Direction - Each line that holds the word "TradingView" counts once. Give the total number of such lines and nothing else.

Material for this task -
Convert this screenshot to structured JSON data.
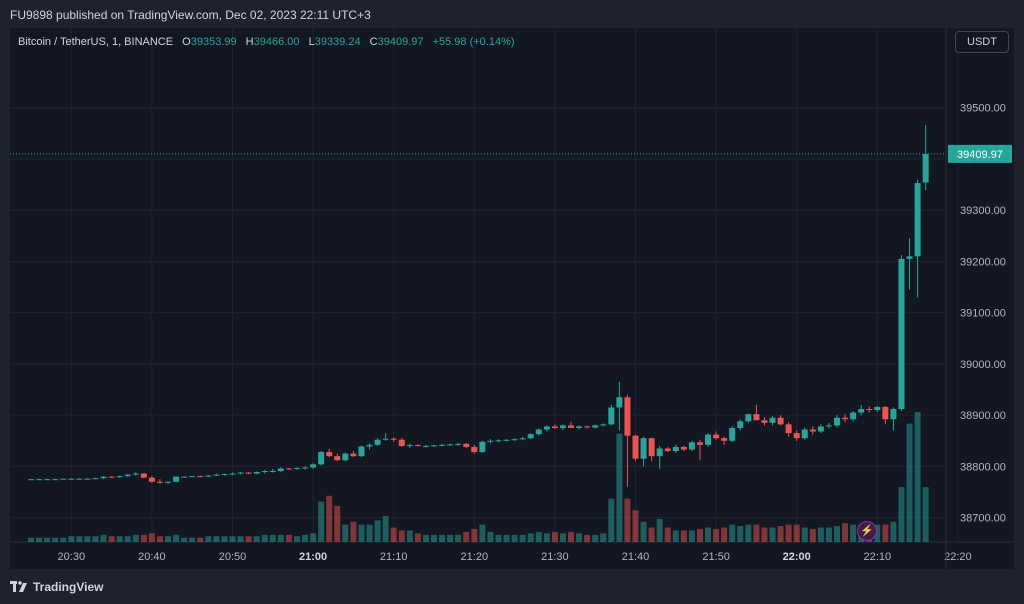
{
  "header": {
    "publish_text": "FU9898 published on TradingView.com, Dec 02, 2023 22:11 UTC+3"
  },
  "legend": {
    "symbol": "Bitcoin / TetherUS, 1, BINANCE",
    "o_label": "O",
    "o_value": "39353.99",
    "h_label": "H",
    "h_value": "39466.00",
    "l_label": "L",
    "l_value": "39339.24",
    "c_label": "C",
    "c_value": "39409.97",
    "change": "+55.98 (+0.14%)"
  },
  "currency_button": "USDT",
  "footer": {
    "brand": "TradingView"
  },
  "colors": {
    "up": "#26a69a",
    "down": "#ef5350",
    "background": "#131722",
    "grid": "#1f2330",
    "text": "#b2b5be"
  },
  "chart_data": {
    "type": "candlestick",
    "x_ticks": [
      "20:30",
      "20:40",
      "20:50",
      "21:00",
      "21:10",
      "21:20",
      "21:30",
      "21:40",
      "21:50",
      "22:00",
      "22:10",
      "22:20"
    ],
    "x_ticks_bold": [
      "21:00",
      "22:00"
    ],
    "y_ticks": [
      "38700.00",
      "38800.00",
      "38900.00",
      "39000.00",
      "39100.00",
      "39200.00",
      "39300.00",
      "39400.00",
      "39500.00"
    ],
    "ylim": [
      38670,
      39560
    ],
    "last_price": 39409.97,
    "last_price_label": "39409.97",
    "x_start_time": "20:25",
    "candles": [
      [
        38775,
        38776,
        38774,
        38775
      ],
      [
        38775,
        38776,
        38774,
        38775
      ],
      [
        38775,
        38776,
        38774,
        38775
      ],
      [
        38775,
        38776,
        38774,
        38775
      ],
      [
        38775,
        38776,
        38774,
        38776
      ],
      [
        38776,
        38777,
        38775,
        38776
      ],
      [
        38776,
        38777,
        38775,
        38776
      ],
      [
        38776,
        38777,
        38775,
        38776
      ],
      [
        38776,
        38778,
        38775,
        38777
      ],
      [
        38777,
        38781,
        38775,
        38780
      ],
      [
        38780,
        38781,
        38778,
        38779
      ],
      [
        38779,
        38782,
        38777,
        38781
      ],
      [
        38781,
        38785,
        38779,
        38784
      ],
      [
        38784,
        38789,
        38782,
        38786
      ],
      [
        38786,
        38787,
        38777,
        38778
      ],
      [
        38778,
        38781,
        38768,
        38770
      ],
      [
        38770,
        38775,
        38766,
        38768
      ],
      [
        38768,
        38771,
        38766,
        38770
      ],
      [
        38770,
        38781,
        38769,
        38780
      ],
      [
        38780,
        38781,
        38779,
        38780
      ],
      [
        38780,
        38781,
        38779,
        38781
      ],
      [
        38781,
        38782,
        38779,
        38780
      ],
      [
        38780,
        38783,
        38779,
        38782
      ],
      [
        38782,
        38786,
        38781,
        38784
      ],
      [
        38784,
        38786,
        38782,
        38785
      ],
      [
        38785,
        38788,
        38783,
        38786
      ],
      [
        38786,
        38789,
        38784,
        38788
      ],
      [
        38788,
        38789,
        38785,
        38786
      ],
      [
        38786,
        38790,
        38785,
        38789
      ],
      [
        38789,
        38793,
        38786,
        38791
      ],
      [
        38791,
        38795,
        38788,
        38791
      ],
      [
        38791,
        38798,
        38789,
        38796
      ],
      [
        38796,
        38797,
        38793,
        38795
      ],
      [
        38795,
        38798,
        38793,
        38797
      ],
      [
        38797,
        38800,
        38794,
        38798
      ],
      [
        38798,
        38806,
        38795,
        38804
      ],
      [
        38804,
        38830,
        38802,
        38828
      ],
      [
        38828,
        38834,
        38818,
        38820
      ],
      [
        38820,
        38825,
        38810,
        38812
      ],
      [
        38812,
        38827,
        38810,
        38825
      ],
      [
        38825,
        38830,
        38818,
        38820
      ],
      [
        38820,
        38841,
        38818,
        38839
      ],
      [
        38839,
        38845,
        38833,
        38842
      ],
      [
        38842,
        38855,
        38840,
        38852
      ],
      [
        38852,
        38865,
        38850,
        38854
      ],
      [
        38854,
        38857,
        38848,
        38852
      ],
      [
        38852,
        38855,
        38838,
        38840
      ],
      [
        38840,
        38844,
        38836,
        38842
      ],
      [
        38842,
        38843,
        38839,
        38840
      ],
      [
        38840,
        38842,
        38837,
        38840
      ],
      [
        38840,
        38842,
        38838,
        38841
      ],
      [
        38841,
        38844,
        38839,
        38842
      ],
      [
        38842,
        38845,
        38840,
        38843
      ],
      [
        38843,
        38845,
        38840,
        38844
      ],
      [
        38844,
        38846,
        38836,
        38838
      ],
      [
        38838,
        38842,
        38825,
        38828
      ],
      [
        38828,
        38850,
        38826,
        38848
      ],
      [
        38848,
        38853,
        38845,
        38850
      ],
      [
        38850,
        38853,
        38847,
        38851
      ],
      [
        38851,
        38853,
        38849,
        38852
      ],
      [
        38852,
        38855,
        38850,
        38853
      ],
      [
        38853,
        38858,
        38851,
        38855
      ],
      [
        38855,
        38865,
        38853,
        38863
      ],
      [
        38863,
        38874,
        38860,
        38872
      ],
      [
        38872,
        38880,
        38868,
        38878
      ],
      [
        38878,
        38882,
        38873,
        38875
      ],
      [
        38875,
        38882,
        38871,
        38880
      ],
      [
        38880,
        38887,
        38876,
        38875
      ],
      [
        38875,
        38880,
        38872,
        38878
      ],
      [
        38878,
        38880,
        38874,
        38876
      ],
      [
        38876,
        38882,
        38874,
        38880
      ],
      [
        38880,
        38884,
        38878,
        38882
      ],
      [
        38882,
        38920,
        38880,
        38915
      ],
      [
        38915,
        38965,
        38870,
        38935
      ],
      [
        38935,
        38940,
        38760,
        38860
      ],
      [
        38860,
        38862,
        38810,
        38815
      ],
      [
        38815,
        38858,
        38800,
        38855
      ],
      [
        38855,
        38856,
        38810,
        38820
      ],
      [
        38820,
        38840,
        38795,
        38835
      ],
      [
        38835,
        38838,
        38828,
        38830
      ],
      [
        38830,
        38842,
        38826,
        38838
      ],
      [
        38838,
        38840,
        38830,
        38833
      ],
      [
        38833,
        38850,
        38830,
        38847
      ],
      [
        38847,
        38852,
        38812,
        38842
      ],
      [
        38842,
        38865,
        38838,
        38862
      ],
      [
        38862,
        38868,
        38852,
        38855
      ],
      [
        38855,
        38858,
        38842,
        38850
      ],
      [
        38850,
        38878,
        38847,
        38875
      ],
      [
        38875,
        38892,
        38870,
        38888
      ],
      [
        38888,
        38903,
        38884,
        38902
      ],
      [
        38902,
        38920,
        38890,
        38890
      ],
      [
        38890,
        38896,
        38880,
        38885
      ],
      [
        38885,
        38898,
        38880,
        38895
      ],
      [
        38895,
        38900,
        38880,
        38882
      ],
      [
        38882,
        38886,
        38858,
        38865
      ],
      [
        38865,
        38870,
        38850,
        38855
      ],
      [
        38855,
        38876,
        38852,
        38872
      ],
      [
        38872,
        38878,
        38862,
        38868
      ],
      [
        38868,
        38882,
        38865,
        38878
      ],
      [
        38878,
        38885,
        38874,
        38880
      ],
      [
        38880,
        38900,
        38876,
        38895
      ],
      [
        38895,
        38902,
        38886,
        38892
      ],
      [
        38892,
        38908,
        38888,
        38905
      ],
      [
        38905,
        38920,
        38899,
        38912
      ],
      [
        38912,
        38917,
        38905,
        38910
      ],
      [
        38910,
        38918,
        38906,
        38916
      ],
      [
        38916,
        38918,
        38882,
        38892
      ],
      [
        38892,
        38915,
        38870,
        38912
      ],
      [
        38912,
        39212,
        38908,
        39205
      ],
      [
        39205,
        39245,
        39145,
        39210
      ],
      [
        39210,
        39360,
        39130,
        39353
      ],
      [
        39353.99,
        39466,
        39339.24,
        39409.97
      ]
    ],
    "volumes": [
      3,
      3,
      3,
      3,
      3,
      4,
      4,
      4,
      4,
      5,
      4,
      4,
      4,
      5,
      5,
      6,
      4,
      4,
      5,
      3,
      3,
      3,
      4,
      4,
      4,
      4,
      4,
      4,
      4,
      5,
      5,
      5,
      5,
      4,
      5,
      6,
      28,
      32,
      25,
      12,
      14,
      12,
      12,
      15,
      18,
      10,
      8,
      8,
      6,
      5,
      5,
      5,
      5,
      5,
      7,
      9,
      12,
      7,
      5,
      5,
      5,
      5,
      6,
      7,
      6,
      7,
      6,
      7,
      6,
      5,
      5,
      6,
      30,
      75,
      30,
      22,
      14,
      10,
      16,
      10,
      8,
      8,
      8,
      9,
      10,
      9,
      10,
      12,
      11,
      12,
      12,
      10,
      10,
      11,
      12,
      12,
      10,
      9,
      10,
      10,
      11,
      13,
      12,
      12,
      12,
      12,
      12,
      14,
      38,
      82,
      90,
      38
    ]
  }
}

Response to the exercise - 2